→ **Instructions to follow**
Copy each line below that contains "high".

Figure record listings:
##########

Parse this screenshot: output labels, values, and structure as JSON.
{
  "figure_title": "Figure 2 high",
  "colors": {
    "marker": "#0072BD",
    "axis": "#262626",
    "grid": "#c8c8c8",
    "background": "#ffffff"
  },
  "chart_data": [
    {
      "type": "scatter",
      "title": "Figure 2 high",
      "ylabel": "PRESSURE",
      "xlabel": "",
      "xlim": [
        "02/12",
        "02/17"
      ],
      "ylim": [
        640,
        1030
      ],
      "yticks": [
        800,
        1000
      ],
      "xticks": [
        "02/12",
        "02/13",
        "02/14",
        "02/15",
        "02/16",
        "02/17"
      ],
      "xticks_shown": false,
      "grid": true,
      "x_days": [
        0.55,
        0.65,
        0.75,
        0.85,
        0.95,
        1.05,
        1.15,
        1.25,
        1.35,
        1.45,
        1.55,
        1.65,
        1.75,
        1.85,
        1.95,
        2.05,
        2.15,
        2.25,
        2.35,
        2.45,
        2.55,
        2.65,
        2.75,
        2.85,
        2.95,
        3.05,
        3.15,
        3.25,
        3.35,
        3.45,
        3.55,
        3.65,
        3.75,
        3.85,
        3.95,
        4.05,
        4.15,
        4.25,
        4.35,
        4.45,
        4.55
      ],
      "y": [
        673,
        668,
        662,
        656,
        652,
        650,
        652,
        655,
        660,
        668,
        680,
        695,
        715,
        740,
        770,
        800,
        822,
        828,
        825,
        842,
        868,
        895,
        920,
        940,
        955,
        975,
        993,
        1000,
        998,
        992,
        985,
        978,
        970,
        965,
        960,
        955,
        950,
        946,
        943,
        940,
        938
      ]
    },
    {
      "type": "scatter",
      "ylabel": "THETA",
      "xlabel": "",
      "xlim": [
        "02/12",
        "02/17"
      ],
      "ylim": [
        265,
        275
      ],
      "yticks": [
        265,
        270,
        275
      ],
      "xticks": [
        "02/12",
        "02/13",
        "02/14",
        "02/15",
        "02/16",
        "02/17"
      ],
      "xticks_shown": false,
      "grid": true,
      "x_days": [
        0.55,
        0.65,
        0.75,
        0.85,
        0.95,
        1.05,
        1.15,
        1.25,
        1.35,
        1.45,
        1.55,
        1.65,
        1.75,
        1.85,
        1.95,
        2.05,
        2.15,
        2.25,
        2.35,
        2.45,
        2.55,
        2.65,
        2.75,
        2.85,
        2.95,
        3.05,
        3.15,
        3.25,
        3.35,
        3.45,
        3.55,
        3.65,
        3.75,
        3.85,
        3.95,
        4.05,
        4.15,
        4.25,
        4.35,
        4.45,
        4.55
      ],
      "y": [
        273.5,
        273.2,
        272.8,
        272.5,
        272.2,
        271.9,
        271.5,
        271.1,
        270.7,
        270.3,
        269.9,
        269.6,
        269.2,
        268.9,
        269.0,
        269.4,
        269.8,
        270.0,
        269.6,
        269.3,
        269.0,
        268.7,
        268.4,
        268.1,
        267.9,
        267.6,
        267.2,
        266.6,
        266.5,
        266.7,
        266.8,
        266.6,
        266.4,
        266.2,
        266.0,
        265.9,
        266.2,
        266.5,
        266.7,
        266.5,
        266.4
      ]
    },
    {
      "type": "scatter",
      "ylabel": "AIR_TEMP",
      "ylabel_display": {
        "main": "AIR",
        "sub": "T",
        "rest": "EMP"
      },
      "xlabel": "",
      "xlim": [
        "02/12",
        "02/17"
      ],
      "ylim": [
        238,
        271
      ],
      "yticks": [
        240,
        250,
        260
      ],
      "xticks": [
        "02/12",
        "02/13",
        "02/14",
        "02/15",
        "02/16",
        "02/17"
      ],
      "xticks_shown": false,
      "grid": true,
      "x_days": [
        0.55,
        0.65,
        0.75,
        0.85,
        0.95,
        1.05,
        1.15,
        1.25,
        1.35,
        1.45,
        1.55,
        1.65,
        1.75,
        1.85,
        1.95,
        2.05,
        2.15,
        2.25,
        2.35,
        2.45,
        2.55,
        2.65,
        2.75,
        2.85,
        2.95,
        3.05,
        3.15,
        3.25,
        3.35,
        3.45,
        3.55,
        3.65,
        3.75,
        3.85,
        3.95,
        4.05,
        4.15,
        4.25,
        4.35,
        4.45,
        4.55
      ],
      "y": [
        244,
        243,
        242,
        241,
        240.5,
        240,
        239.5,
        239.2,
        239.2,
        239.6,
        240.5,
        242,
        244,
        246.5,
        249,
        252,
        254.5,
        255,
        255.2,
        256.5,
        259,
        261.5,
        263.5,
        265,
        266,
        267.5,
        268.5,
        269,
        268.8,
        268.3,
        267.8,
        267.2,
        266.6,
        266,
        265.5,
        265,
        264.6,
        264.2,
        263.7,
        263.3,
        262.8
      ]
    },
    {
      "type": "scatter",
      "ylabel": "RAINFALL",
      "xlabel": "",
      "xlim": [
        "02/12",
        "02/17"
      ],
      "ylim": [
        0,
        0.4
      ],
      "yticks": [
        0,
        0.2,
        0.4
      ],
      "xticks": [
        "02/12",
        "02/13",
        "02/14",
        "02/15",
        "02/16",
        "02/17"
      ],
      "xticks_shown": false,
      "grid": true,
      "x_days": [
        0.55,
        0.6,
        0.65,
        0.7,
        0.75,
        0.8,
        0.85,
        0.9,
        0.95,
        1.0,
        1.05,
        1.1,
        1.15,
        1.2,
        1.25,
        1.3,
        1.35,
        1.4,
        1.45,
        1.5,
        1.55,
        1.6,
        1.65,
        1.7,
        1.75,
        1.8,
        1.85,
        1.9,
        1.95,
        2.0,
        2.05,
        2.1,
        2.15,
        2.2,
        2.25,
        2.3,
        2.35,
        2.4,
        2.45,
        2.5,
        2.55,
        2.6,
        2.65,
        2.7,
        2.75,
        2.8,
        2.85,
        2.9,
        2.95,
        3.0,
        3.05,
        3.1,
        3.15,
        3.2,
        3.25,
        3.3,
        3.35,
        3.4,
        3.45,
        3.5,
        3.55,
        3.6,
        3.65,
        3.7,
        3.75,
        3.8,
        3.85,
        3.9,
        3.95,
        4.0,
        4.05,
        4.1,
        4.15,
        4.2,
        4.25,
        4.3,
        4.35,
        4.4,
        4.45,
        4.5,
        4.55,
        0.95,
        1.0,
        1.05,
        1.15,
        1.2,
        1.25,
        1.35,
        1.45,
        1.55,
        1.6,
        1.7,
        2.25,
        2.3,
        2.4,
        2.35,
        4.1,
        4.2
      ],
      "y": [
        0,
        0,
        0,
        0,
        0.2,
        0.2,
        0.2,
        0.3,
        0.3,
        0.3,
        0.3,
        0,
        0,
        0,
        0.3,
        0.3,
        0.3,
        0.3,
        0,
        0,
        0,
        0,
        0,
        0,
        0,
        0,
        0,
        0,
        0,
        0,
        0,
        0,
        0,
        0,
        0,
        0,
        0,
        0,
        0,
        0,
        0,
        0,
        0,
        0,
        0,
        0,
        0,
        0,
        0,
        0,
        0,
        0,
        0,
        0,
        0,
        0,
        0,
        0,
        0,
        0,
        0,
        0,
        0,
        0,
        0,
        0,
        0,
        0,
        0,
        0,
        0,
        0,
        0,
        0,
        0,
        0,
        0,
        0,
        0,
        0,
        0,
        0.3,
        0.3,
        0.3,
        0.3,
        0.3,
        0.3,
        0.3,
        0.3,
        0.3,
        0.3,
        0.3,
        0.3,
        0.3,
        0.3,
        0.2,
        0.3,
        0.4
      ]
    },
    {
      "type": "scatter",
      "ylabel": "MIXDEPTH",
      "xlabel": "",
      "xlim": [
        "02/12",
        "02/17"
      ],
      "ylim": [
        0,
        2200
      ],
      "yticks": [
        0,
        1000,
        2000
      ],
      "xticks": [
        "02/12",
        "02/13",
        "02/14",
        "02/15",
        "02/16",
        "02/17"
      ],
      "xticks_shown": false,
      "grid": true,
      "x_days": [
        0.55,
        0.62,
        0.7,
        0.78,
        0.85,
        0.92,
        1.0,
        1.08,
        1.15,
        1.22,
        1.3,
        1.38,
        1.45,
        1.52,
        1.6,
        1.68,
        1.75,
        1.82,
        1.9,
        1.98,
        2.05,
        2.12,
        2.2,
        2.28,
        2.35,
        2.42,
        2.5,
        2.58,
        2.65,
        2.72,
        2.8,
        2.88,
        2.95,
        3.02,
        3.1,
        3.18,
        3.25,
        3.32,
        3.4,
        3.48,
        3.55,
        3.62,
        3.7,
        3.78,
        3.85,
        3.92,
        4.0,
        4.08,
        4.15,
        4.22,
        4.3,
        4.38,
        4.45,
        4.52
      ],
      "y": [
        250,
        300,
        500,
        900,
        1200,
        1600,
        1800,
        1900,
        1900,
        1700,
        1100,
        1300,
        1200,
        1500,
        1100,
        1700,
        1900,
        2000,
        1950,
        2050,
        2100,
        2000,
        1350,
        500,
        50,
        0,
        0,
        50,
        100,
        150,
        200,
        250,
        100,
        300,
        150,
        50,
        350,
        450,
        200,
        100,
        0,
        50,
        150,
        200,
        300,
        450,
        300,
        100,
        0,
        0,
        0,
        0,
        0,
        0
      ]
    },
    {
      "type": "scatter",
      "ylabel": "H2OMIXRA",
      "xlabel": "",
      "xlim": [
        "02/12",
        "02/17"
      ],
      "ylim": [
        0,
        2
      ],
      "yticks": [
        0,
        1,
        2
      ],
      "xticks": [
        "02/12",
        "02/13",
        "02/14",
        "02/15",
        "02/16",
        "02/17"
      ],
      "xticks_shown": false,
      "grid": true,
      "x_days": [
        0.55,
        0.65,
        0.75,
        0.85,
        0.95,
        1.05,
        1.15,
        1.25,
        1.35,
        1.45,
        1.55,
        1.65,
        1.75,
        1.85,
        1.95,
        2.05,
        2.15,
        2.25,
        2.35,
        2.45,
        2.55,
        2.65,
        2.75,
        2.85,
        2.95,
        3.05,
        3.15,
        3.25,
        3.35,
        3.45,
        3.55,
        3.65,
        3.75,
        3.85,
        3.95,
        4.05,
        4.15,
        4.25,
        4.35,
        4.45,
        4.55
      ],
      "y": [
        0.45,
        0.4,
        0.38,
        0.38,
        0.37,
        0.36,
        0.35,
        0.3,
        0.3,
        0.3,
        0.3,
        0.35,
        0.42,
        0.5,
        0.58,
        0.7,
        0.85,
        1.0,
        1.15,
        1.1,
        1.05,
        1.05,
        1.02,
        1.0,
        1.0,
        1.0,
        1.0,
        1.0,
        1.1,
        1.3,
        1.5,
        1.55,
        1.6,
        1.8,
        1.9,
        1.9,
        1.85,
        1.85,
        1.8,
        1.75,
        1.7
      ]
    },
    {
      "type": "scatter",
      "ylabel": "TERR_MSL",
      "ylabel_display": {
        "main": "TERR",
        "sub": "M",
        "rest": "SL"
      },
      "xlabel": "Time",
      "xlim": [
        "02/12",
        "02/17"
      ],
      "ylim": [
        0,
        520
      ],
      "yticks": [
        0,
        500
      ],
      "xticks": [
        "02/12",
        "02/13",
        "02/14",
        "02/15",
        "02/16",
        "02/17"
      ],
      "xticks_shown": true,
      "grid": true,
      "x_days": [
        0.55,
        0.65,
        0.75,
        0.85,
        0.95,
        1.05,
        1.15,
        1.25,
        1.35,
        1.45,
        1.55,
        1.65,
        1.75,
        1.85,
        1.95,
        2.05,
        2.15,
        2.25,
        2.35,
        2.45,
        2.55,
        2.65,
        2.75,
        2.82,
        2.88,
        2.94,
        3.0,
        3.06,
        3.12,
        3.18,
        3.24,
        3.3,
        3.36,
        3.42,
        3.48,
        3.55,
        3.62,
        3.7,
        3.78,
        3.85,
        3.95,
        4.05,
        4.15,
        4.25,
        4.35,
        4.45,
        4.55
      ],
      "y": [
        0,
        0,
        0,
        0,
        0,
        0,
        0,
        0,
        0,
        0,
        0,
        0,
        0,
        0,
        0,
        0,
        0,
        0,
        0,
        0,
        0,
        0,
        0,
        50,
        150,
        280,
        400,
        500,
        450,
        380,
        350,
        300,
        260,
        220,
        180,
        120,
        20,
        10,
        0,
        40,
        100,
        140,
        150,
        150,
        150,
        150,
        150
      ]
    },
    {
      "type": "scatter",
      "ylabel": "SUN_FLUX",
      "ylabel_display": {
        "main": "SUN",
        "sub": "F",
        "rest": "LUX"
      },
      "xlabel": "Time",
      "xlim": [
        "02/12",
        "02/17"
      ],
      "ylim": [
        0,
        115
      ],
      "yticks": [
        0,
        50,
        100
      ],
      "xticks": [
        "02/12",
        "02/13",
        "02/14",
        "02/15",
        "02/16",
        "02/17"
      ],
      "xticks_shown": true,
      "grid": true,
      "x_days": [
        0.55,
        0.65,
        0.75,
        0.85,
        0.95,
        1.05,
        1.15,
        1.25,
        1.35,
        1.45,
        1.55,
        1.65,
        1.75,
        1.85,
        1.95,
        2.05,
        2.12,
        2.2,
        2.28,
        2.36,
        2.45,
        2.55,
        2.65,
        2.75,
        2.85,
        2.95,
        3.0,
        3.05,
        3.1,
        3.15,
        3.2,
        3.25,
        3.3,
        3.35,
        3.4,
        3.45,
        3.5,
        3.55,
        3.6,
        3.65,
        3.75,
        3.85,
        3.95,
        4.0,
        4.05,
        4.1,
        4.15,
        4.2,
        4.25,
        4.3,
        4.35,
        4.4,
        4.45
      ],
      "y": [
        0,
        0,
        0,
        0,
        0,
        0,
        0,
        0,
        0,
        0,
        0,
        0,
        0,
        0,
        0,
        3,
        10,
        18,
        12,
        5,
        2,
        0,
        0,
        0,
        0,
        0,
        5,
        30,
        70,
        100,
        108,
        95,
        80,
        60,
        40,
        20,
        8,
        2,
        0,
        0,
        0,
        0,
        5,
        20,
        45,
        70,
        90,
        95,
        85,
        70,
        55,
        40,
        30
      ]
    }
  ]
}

##########

→ **Output for this task**
  "figure_title": "Figure 2 high",
      "title": "Figure 2 high",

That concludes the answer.